THE PROBLEM: Return each line containing "Destination".

MATERIALS PROVIDED:
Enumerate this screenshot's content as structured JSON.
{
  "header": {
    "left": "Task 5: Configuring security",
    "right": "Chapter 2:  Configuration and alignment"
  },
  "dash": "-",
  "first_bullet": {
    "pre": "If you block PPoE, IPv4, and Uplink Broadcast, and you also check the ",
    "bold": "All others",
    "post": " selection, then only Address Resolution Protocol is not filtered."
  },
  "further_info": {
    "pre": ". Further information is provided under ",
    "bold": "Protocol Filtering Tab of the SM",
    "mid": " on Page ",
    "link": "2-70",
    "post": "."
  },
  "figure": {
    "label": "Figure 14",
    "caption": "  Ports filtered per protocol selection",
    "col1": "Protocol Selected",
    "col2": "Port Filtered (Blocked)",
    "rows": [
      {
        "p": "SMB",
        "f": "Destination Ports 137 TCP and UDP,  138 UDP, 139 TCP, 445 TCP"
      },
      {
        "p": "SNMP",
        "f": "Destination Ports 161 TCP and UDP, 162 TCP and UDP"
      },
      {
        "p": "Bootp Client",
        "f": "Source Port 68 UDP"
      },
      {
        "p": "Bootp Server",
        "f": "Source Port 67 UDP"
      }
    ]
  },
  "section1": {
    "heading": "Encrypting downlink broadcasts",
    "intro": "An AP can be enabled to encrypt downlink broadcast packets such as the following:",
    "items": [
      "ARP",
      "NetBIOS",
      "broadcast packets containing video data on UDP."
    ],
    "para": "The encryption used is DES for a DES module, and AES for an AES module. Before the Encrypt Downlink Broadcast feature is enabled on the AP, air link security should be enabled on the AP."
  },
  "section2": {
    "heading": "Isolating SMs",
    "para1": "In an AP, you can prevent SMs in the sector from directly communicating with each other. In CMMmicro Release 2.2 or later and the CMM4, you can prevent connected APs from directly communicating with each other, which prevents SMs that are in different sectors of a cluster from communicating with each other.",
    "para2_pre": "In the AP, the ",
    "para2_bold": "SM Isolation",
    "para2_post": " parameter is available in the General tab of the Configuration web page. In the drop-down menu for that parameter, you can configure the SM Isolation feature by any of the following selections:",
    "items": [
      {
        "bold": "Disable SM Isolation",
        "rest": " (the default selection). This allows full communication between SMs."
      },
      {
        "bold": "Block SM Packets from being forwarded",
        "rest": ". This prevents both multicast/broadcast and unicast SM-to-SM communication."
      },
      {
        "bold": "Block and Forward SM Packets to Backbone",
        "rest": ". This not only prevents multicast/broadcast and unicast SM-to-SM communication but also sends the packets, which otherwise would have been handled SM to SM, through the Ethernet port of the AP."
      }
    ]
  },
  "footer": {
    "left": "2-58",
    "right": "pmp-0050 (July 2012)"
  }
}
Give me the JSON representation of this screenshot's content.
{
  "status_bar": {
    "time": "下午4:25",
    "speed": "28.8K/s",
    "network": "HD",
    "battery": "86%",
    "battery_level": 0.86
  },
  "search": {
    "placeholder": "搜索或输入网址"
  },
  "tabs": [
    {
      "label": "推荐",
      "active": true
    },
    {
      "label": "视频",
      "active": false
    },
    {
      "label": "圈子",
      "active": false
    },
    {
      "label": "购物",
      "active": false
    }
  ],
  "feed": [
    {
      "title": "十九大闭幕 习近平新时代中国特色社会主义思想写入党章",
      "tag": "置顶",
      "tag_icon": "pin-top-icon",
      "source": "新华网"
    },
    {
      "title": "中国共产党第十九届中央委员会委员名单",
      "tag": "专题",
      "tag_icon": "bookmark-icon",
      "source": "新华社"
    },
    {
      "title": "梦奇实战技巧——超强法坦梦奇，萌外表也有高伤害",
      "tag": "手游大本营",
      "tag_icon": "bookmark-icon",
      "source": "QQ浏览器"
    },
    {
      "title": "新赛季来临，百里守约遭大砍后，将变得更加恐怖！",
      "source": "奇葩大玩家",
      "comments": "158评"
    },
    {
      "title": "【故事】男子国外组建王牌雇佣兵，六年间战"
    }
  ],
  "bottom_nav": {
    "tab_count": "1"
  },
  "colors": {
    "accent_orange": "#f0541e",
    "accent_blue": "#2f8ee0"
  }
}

CORRECT RESPONSE:
        "f": "Destination Ports 137 TCP and UDP,  138 UDP, 139 TCP, 445 TCP"
        "f": "Destination Ports 161 TCP and UDP, 162 TCP and UDP"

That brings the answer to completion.